» **RAW RECORDS**
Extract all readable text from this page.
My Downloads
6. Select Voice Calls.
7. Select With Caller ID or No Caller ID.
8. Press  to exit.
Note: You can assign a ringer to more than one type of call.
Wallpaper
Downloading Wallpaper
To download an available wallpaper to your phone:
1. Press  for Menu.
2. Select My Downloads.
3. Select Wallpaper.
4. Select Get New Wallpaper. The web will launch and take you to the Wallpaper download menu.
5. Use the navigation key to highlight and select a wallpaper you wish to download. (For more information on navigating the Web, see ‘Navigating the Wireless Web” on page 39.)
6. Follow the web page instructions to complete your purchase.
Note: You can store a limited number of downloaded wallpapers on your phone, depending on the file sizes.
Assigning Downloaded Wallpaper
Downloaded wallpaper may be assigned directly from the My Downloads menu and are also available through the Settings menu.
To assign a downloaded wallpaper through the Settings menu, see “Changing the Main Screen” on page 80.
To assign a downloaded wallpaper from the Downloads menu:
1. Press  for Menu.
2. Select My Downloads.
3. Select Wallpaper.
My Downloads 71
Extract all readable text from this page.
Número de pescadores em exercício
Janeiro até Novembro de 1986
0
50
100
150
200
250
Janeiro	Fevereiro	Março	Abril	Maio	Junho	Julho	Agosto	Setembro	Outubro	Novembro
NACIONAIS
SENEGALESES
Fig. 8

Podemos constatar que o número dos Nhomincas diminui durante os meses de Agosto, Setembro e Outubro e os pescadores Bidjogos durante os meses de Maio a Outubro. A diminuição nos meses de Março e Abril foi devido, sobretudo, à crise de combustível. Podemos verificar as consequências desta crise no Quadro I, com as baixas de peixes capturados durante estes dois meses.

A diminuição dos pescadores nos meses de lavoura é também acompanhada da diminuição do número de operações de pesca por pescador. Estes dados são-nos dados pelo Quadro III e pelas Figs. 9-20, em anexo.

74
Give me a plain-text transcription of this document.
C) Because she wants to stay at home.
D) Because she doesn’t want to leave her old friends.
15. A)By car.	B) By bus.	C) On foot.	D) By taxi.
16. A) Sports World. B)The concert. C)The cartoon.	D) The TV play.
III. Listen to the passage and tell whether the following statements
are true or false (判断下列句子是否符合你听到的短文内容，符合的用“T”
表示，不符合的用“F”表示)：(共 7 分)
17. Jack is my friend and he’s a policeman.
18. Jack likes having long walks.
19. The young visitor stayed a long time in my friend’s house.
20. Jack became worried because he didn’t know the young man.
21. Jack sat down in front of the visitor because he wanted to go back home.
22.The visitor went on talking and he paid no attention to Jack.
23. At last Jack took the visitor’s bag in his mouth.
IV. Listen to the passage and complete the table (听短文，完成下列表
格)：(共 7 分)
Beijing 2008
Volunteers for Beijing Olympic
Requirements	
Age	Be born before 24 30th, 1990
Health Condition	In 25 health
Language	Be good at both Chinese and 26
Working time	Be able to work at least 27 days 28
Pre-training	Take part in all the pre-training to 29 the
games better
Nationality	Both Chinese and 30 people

» **AIM**
Copy out all of the lines above exactly.

» **WRITTEN ANSWER**
Extract all readable text from this page.
My Downloads
6. Select Voice Calls.
7. Select With Caller ID or No Caller ID.
8. Press  to exit.
Note: You can assign a ringer to more than one type of call.
Wallpaper
Downloading Wallpaper
To download an available wallpaper to your phone:
1. Press  for Menu.
2. Select My Downloads.
3. Select Wallpaper.
4. Select Get New Wallpaper. The web will launch and take you to the Wallpaper download menu.
5. Use the navigation key to highlight and select a wallpaper you wish to download. (For more information on navigating the Web, see ‘Navigating the Wireless Web” on page 39.)
6. Follow the web page instructions to complete your purchase.
Note: You can store a limited number of downloaded wallpapers on your phone, depending on the file sizes.
Assigning Downloaded Wallpaper
Downloaded wallpaper may be assigned directly from the My Downloads menu and are also available through the Settings menu.
To assign a downloaded wallpaper through the Settings menu, see “Changing the Main Screen” on page 80.
To assign a downloaded wallpaper from the Downloads menu:
1. Press  for Menu.
2. Select My Downloads.
3. Select Wallpaper.
My Downloads 71
Extract all readable text from this page.
Número de pescadores em exercício
Janeiro até Novembro de 1986
0
50
100
150
200
250
Janeiro	Fevereiro	Março	Abril	Maio	Junho	Julho	Agosto	Setembro	Outubro	Novembro
NACIONAIS
SENEGALESES
Fig. 8

Podemos constatar que o número dos Nhomincas diminui durante os meses de Agosto, Setembro e Outubro e os pescadores Bidjogos durante os meses de Maio a Outubro. A diminuição nos meses de Março e Abril foi devido, sobretudo, à crise de combustível. Podemos verificar as consequências desta crise no Quadro I, com as baixas de peixes capturados durante estes dois meses.

A diminuição dos pescadores nos meses de lavoura é também acompanhada da diminuição do número de operações de pesca por pescador. Estes dados são-nos dados pelo Quadro III e pelas Figs. 9-20, em anexo.

74
Give me a plain-text transcription of this document.
C) Because she wants to stay at home.
D) Because she doesn’t want to leave her old friends.
15. A)By car.	B) By bus.	C) On foot.	D) By taxi.
16. A) Sports World. B)The concert. C)The cartoon.	D) The TV play.
III. Listen to the passage and tell whether the following statements
are true or false (判断下列句子是否符合你听到的短文内容，符合的用“T”
表示，不符合的用“F”表示)：(共 7 分)
17. Jack is my friend and he’s a policeman.
18. Jack likes having long walks.
19. The young visitor stayed a long time in my friend’s house.
20. Jack became worried because he didn’t know the young man.
21. Jack sat down in front of the visitor because he wanted to go back home.
22.The visitor went on talking and he paid no attention to Jack.
23. At last Jack took the visitor’s bag in his mouth.
IV. Listen to the passage and complete the table (听短文，完成下列表
格)：(共 7 分)
Beijing 2008
Volunteers for Beijing Olympic
Requirements	
Age	Be born before 24 30th, 1990
Health Condition	In 25 health
Language	Be good at both Chinese and 26
Working time	Be able to work at least 27 days 28
Pre-training	Take part in all the pre-training to 29 the
games better
Nationality	Both Chinese and 30 people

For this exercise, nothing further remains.